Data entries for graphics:
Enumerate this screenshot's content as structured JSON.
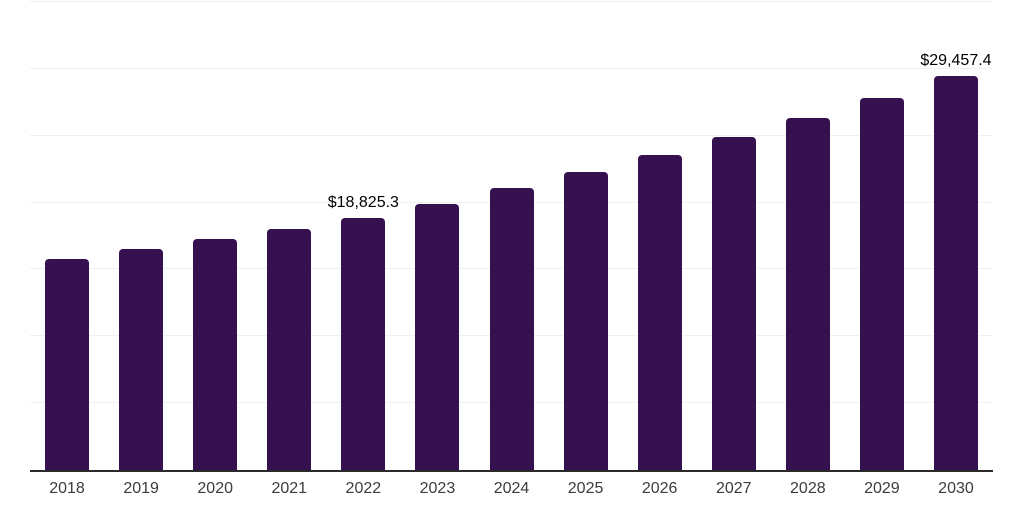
{
  "chart_data": {
    "type": "bar",
    "categories": [
      "2018",
      "2019",
      "2020",
      "2021",
      "2022",
      "2023",
      "2024",
      "2025",
      "2026",
      "2027",
      "2028",
      "2029",
      "2030"
    ],
    "values": [
      15760,
      16510,
      17250,
      18000,
      18825.3,
      19909,
      21055,
      22267,
      23549,
      24905,
      26338,
      27854,
      29457.4
    ],
    "data_labels": [
      null,
      null,
      null,
      null,
      "$18,825.3",
      null,
      null,
      null,
      null,
      null,
      null,
      null,
      "$29,457.4"
    ],
    "ylim": [
      0,
      35000
    ],
    "gridline_interval": 5000,
    "legend": "none",
    "grid": "horizontal",
    "bar_color": "#36114f",
    "axis_line_color": "#2b2b2b",
    "gridline_color": "#f0f0f0",
    "data_label_color": "#000000",
    "tick_label_color": "#3c3c3c"
  }
}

EXERCISE: Every entry must be written out exactly, with all pictures left out.

TASK RESPONSE:
Enumerate this screenshot's content as structured JSON.
{
  "chart_data": {
    "type": "bar",
    "categories": [
      "2018",
      "2019",
      "2020",
      "2021",
      "2022",
      "2023",
      "2024",
      "2025",
      "2026",
      "2027",
      "2028",
      "2029",
      "2030"
    ],
    "values": [
      15760,
      16510,
      17250,
      18000,
      18825.3,
      19909,
      21055,
      22267,
      23549,
      24905,
      26338,
      27854,
      29457.4
    ],
    "data_labels": [
      null,
      null,
      null,
      null,
      "$18,825.3",
      null,
      null,
      null,
      null,
      null,
      null,
      null,
      "$29,457.4"
    ],
    "ylim": [
      0,
      35000
    ],
    "gridline_interval": 5000,
    "legend": "none",
    "grid": "horizontal",
    "bar_color": "#36114f",
    "axis_line_color": "#2b2b2b",
    "gridline_color": "#f0f0f0",
    "data_label_color": "#000000",
    "tick_label_color": "#3c3c3c"
  }
}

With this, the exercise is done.